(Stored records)

■ ■ ■ ■

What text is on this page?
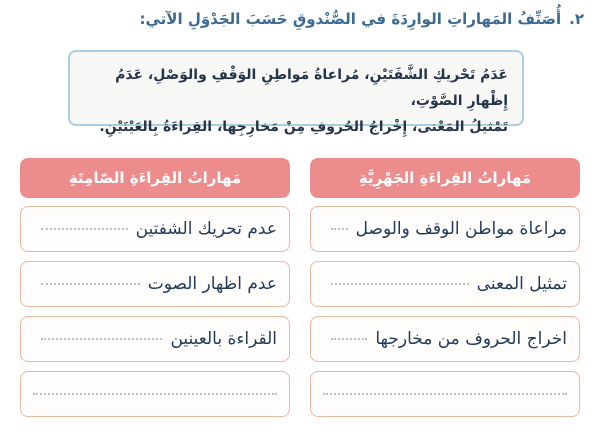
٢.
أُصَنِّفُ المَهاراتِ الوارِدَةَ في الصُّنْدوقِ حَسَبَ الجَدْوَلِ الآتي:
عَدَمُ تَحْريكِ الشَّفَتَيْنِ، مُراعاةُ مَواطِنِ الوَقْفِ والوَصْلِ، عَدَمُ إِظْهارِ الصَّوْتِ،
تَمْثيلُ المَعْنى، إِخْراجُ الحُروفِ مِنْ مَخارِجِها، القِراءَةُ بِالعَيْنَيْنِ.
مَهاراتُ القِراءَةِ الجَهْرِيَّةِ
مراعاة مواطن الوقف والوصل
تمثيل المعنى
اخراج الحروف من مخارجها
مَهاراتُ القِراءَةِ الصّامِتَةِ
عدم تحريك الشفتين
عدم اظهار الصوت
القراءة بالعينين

■ ■ ■ ■

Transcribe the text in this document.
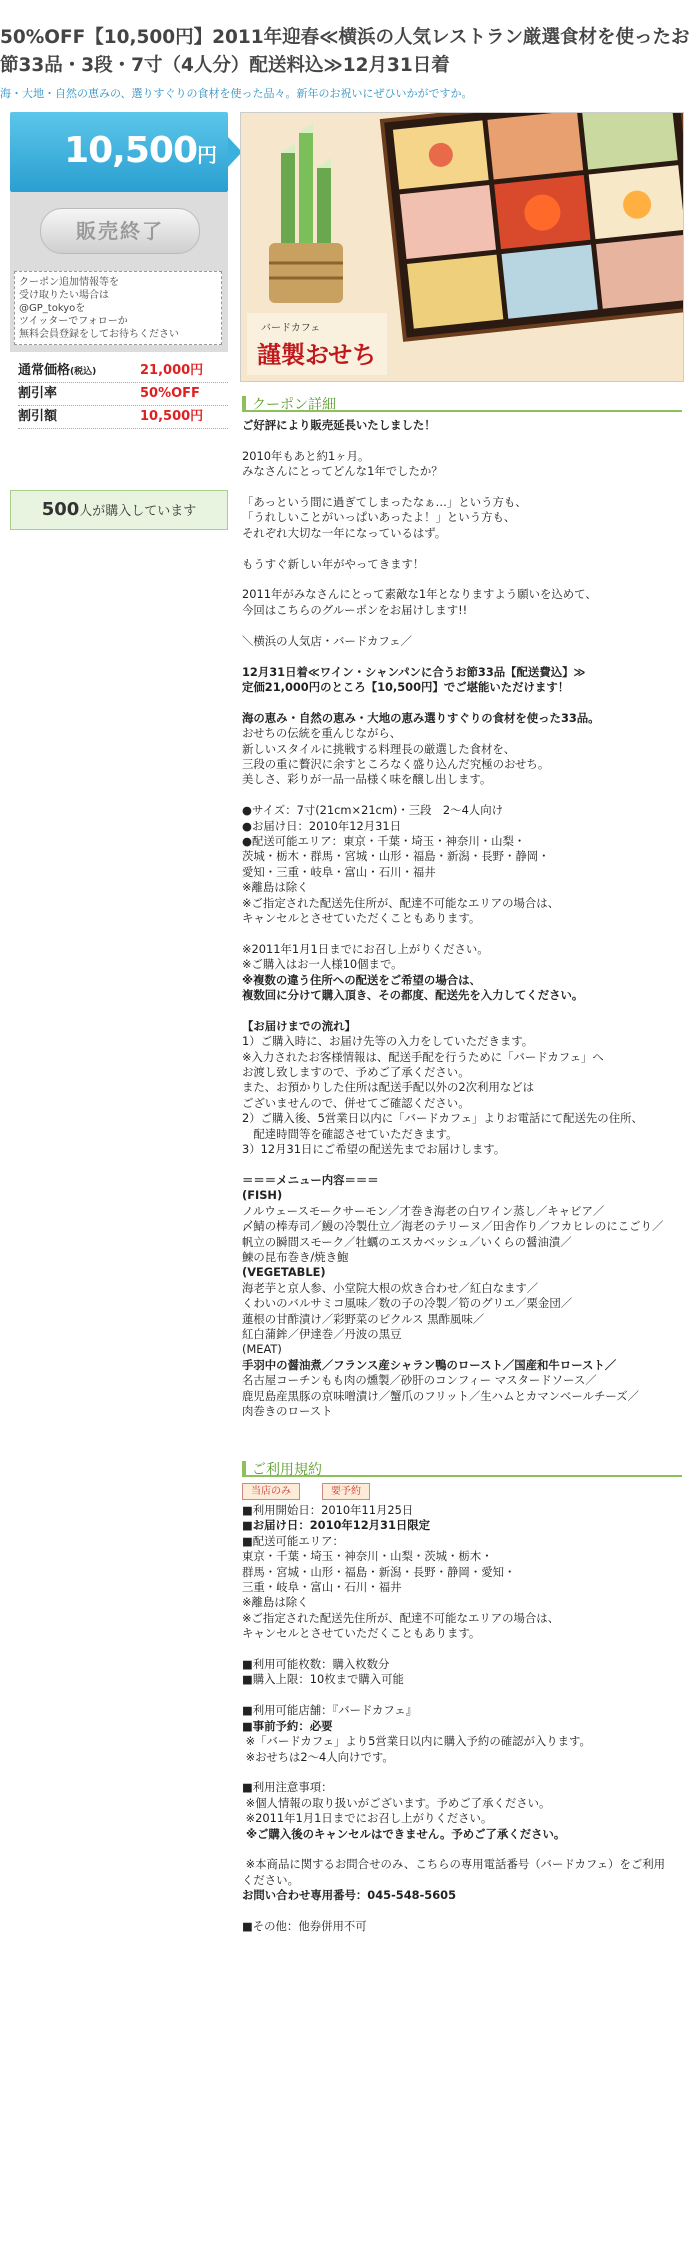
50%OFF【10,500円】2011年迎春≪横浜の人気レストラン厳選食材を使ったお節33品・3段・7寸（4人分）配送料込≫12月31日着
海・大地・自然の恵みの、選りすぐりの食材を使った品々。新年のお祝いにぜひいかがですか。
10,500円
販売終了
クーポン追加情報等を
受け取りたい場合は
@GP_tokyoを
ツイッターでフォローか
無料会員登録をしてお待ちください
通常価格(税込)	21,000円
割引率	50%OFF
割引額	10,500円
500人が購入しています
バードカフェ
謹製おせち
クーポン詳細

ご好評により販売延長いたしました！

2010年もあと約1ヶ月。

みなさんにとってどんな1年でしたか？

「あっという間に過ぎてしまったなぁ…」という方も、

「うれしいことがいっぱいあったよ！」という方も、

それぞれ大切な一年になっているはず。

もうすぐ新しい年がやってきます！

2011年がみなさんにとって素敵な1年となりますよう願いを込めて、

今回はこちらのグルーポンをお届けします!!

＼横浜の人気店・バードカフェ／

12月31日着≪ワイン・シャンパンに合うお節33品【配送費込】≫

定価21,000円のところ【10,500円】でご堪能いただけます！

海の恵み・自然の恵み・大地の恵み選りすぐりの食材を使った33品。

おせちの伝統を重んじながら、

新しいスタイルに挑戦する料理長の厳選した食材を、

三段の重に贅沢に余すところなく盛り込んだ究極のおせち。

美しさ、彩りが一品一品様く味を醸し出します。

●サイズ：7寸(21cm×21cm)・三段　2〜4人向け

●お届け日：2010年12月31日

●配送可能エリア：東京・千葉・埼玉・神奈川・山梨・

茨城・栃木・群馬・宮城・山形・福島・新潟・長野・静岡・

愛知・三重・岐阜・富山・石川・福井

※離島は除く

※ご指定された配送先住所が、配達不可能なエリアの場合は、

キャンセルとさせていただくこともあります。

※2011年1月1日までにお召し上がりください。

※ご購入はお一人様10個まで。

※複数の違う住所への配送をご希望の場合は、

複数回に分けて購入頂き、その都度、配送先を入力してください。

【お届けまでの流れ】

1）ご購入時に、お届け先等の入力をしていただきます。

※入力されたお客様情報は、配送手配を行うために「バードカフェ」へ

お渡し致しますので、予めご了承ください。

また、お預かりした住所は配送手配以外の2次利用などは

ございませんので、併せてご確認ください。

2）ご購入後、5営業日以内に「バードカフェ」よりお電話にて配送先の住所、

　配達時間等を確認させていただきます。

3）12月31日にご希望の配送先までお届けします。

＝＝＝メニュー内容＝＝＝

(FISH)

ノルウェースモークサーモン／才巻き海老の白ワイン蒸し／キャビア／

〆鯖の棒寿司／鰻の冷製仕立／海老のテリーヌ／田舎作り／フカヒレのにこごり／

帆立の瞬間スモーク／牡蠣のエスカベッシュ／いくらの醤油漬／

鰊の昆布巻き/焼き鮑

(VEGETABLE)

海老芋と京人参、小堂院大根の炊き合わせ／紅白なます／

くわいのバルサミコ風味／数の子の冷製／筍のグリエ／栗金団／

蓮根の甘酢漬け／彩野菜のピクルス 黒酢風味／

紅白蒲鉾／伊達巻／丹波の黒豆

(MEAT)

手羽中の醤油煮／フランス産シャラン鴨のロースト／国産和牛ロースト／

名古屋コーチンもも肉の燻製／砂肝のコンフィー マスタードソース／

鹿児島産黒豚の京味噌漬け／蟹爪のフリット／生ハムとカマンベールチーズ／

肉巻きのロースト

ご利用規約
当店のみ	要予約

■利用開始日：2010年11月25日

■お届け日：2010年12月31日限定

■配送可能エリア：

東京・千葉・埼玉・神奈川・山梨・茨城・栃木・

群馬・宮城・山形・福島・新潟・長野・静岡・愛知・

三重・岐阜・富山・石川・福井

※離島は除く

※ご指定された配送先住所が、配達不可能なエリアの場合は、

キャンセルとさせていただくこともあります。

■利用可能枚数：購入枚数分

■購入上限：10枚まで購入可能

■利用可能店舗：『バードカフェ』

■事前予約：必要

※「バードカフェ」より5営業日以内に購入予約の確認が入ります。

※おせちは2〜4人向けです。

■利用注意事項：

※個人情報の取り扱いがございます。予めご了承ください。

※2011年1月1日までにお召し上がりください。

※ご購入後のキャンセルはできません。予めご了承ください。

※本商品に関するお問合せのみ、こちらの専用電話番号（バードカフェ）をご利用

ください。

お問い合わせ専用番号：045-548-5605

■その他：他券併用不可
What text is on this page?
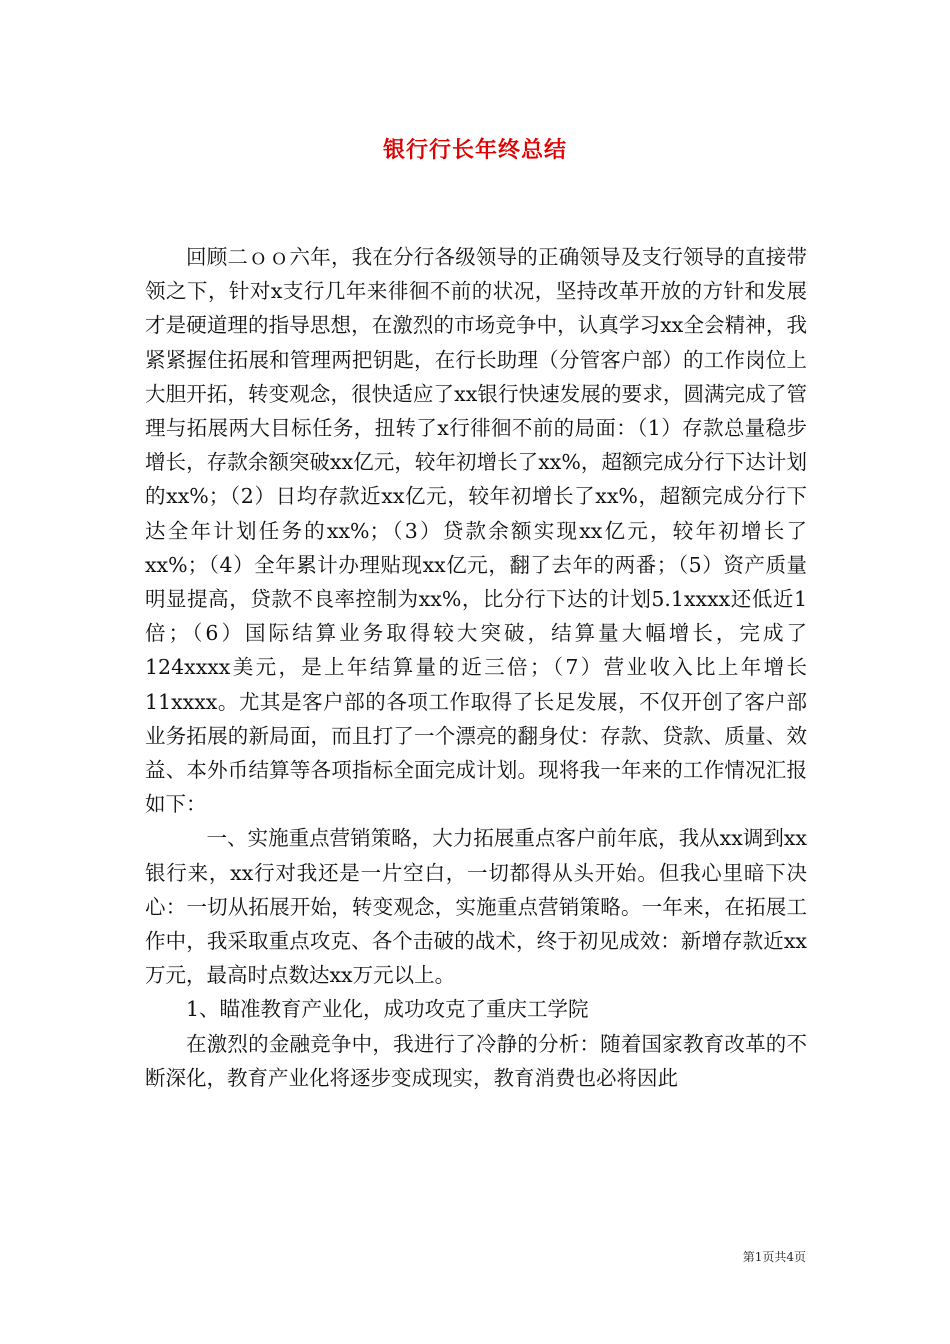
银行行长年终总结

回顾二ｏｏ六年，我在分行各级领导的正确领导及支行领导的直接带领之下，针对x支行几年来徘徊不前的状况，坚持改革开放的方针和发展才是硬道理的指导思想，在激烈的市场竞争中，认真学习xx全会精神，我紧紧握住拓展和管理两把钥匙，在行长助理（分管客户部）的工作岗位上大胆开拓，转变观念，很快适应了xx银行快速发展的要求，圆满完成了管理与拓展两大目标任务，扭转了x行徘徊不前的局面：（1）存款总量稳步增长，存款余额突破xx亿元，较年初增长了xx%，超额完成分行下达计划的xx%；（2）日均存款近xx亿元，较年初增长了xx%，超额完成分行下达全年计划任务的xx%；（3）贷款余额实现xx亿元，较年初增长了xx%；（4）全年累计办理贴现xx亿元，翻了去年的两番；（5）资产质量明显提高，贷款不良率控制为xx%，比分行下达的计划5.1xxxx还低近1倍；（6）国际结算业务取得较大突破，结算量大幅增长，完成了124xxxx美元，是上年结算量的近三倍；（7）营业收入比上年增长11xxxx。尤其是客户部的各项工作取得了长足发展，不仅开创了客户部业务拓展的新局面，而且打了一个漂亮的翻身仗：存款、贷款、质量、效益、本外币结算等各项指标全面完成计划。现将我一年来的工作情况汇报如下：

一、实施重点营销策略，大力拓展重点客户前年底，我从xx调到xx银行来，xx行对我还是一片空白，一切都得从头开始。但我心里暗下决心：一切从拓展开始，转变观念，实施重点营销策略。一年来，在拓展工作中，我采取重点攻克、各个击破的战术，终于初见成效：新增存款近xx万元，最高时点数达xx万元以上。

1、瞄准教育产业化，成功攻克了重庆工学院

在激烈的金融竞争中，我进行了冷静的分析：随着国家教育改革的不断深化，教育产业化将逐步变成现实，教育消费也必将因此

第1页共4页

■ ■ ■ ■

→ What is expected
Look through the material above. Copy each line where the word "予めご了承ください" appears.

→ Answer to the task
お渡し致しますので、予めご了承ください。
※個人情報の取り扱いがございます。予めご了承ください。
※ご購入後のキャンセルはできません。予めご了承ください。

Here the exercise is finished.